> **Given problem**: Without altering anything, output the material below.

++++ Dataset extract

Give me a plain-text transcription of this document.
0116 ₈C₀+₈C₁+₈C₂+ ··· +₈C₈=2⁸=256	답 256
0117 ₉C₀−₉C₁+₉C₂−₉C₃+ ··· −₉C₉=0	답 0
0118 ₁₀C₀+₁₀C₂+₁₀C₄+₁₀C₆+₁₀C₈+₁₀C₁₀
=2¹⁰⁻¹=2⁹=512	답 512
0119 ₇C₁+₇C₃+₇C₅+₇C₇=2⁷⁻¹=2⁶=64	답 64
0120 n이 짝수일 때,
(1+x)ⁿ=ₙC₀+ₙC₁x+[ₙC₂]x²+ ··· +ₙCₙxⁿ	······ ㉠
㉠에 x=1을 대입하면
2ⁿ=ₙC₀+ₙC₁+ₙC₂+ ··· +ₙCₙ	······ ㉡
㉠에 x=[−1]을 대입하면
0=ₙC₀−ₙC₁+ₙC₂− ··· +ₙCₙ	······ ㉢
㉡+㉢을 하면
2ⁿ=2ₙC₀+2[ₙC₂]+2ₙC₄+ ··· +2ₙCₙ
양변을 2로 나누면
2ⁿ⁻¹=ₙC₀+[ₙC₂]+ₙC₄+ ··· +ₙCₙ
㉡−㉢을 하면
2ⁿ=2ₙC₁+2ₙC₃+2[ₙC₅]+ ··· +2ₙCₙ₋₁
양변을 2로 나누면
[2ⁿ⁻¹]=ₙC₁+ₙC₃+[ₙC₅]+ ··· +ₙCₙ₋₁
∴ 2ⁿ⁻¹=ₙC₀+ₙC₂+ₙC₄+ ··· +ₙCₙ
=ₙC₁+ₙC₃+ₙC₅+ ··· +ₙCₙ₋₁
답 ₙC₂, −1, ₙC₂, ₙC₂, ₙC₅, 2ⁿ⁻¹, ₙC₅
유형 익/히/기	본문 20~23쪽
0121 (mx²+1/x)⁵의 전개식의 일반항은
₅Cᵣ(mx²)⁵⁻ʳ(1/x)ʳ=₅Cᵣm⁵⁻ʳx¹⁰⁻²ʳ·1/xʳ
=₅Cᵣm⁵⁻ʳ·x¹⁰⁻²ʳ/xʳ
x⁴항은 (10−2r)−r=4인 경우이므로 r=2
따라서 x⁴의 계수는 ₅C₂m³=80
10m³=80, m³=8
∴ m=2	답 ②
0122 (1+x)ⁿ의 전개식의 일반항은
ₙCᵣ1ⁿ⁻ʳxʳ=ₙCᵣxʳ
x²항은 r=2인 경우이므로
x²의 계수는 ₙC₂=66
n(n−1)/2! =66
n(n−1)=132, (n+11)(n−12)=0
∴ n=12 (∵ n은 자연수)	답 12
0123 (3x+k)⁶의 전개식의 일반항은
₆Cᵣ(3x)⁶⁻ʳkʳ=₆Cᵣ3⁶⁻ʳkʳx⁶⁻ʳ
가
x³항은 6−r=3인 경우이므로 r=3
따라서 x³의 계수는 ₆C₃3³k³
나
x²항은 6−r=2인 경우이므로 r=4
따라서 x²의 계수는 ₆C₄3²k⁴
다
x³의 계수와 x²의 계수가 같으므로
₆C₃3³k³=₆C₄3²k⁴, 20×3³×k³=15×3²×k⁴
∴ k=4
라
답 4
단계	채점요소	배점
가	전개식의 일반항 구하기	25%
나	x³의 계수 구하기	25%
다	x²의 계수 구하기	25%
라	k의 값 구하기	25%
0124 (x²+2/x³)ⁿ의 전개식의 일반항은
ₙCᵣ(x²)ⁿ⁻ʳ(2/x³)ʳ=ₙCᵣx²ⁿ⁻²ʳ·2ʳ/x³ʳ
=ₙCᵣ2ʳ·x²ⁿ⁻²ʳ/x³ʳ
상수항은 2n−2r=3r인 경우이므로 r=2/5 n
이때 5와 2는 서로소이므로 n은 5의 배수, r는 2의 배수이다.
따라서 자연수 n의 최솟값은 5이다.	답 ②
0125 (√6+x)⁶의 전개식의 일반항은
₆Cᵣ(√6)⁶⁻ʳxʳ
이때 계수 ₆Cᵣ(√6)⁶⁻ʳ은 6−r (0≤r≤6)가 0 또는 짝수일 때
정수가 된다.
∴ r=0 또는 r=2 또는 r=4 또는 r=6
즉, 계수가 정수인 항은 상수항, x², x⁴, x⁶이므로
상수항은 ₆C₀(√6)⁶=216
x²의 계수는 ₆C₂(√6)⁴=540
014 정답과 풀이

++++++++

> **Exercise solution**:
Give me a plain-text transcription of this document.
0116 ₈C₀+₈C₁+₈C₂+ ··· +₈C₈=2⁸=256	답 256
0117 ₉C₀−₉C₁+₉C₂−₉C₃+ ··· −₉C₉=0	답 0
0118 ₁₀C₀+₁₀C₂+₁₀C₄+₁₀C₆+₁₀C₈+₁₀C₁₀
=2¹⁰⁻¹=2⁹=512	답 512
0119 ₇C₁+₇C₃+₇C₅+₇C₇=2⁷⁻¹=2⁶=64	답 64
0120 n이 짝수일 때,
(1+x)ⁿ=ₙC₀+ₙC₁x+[ₙC₂]x²+ ··· +ₙCₙxⁿ	······ ㉠
㉠에 x=1을 대입하면
2ⁿ=ₙC₀+ₙC₁+ₙC₂+ ··· +ₙCₙ	······ ㉡
㉠에 x=[−1]을 대입하면
0=ₙC₀−ₙC₁+ₙC₂− ··· +ₙCₙ	······ ㉢
㉡+㉢을 하면
2ⁿ=2ₙC₀+2[ₙC₂]+2ₙC₄+ ··· +2ₙCₙ
양변을 2로 나누면
2ⁿ⁻¹=ₙC₀+[ₙC₂]+ₙC₄+ ··· +ₙCₙ
㉡−㉢을 하면
2ⁿ=2ₙC₁+2ₙC₃+2[ₙC₅]+ ··· +2ₙCₙ₋₁
양변을 2로 나누면
[2ⁿ⁻¹]=ₙC₁+ₙC₃+[ₙC₅]+ ··· +ₙCₙ₋₁
∴ 2ⁿ⁻¹=ₙC₀+ₙC₂+ₙC₄+ ··· +ₙCₙ
=ₙC₁+ₙC₃+ₙC₅+ ··· +ₙCₙ₋₁
답 ₙC₂, −1, ₙC₂, ₙC₂, ₙC₅, 2ⁿ⁻¹, ₙC₅
유형 익/히/기	본문 20~23쪽
0121 (mx²+1/x)⁵의 전개식의 일반항은
₅Cᵣ(mx²)⁵⁻ʳ(1/x)ʳ=₅Cᵣm⁵⁻ʳx¹⁰⁻²ʳ·1/xʳ
=₅Cᵣm⁵⁻ʳ·x¹⁰⁻²ʳ/xʳ
x⁴항은 (10−2r)−r=4인 경우이므로 r=2
따라서 x⁴의 계수는 ₅C₂m³=80
10m³=80, m³=8
∴ m=2	답 ②
0122 (1+x)ⁿ의 전개식의 일반항은
ₙCᵣ1ⁿ⁻ʳxʳ=ₙCᵣxʳ
x²항은 r=2인 경우이므로
x²의 계수는 ₙC₂=66
n(n−1)/2! =66
n(n−1)=132, (n+11)(n−12)=0
∴ n=12 (∵ n은 자연수)	답 12
0123 (3x+k)⁶의 전개식의 일반항은
₆Cᵣ(3x)⁶⁻ʳkʳ=₆Cᵣ3⁶⁻ʳkʳx⁶⁻ʳ
가
x³항은 6−r=3인 경우이므로 r=3
따라서 x³의 계수는 ₆C₃3³k³
나
x²항은 6−r=2인 경우이므로 r=4
따라서 x²의 계수는 ₆C₄3²k⁴
다
x³의 계수와 x²의 계수가 같으므로
₆C₃3³k³=₆C₄3²k⁴, 20×3³×k³=15×3²×k⁴
∴ k=4
라
답 4
단계	채점요소	배점
가	전개식의 일반항 구하기	25%
나	x³의 계수 구하기	25%
다	x²의 계수 구하기	25%
라	k의 값 구하기	25%
0124 (x²+2/x³)ⁿ의 전개식의 일반항은
ₙCᵣ(x²)ⁿ⁻ʳ(2/x³)ʳ=ₙCᵣx²ⁿ⁻²ʳ·2ʳ/x³ʳ
=ₙCᵣ2ʳ·x²ⁿ⁻²ʳ/x³ʳ
상수항은 2n−2r=3r인 경우이므로 r=2/5 n
이때 5와 2는 서로소이므로 n은 5의 배수, r는 2의 배수이다.
따라서 자연수 n의 최솟값은 5이다.	답 ②
0125 (√6+x)⁶의 전개식의 일반항은
₆Cᵣ(√6)⁶⁻ʳxʳ
이때 계수 ₆Cᵣ(√6)⁶⁻ʳ은 6−r (0≤r≤6)가 0 또는 짝수일 때
정수가 된다.
∴ r=0 또는 r=2 또는 r=4 또는 r=6
즉, 계수가 정수인 항은 상수항, x², x⁴, x⁶이므로
상수항은 ₆C₀(√6)⁶=216
x²의 계수는 ₆C₂(√6)⁴=540
014 정답과 풀이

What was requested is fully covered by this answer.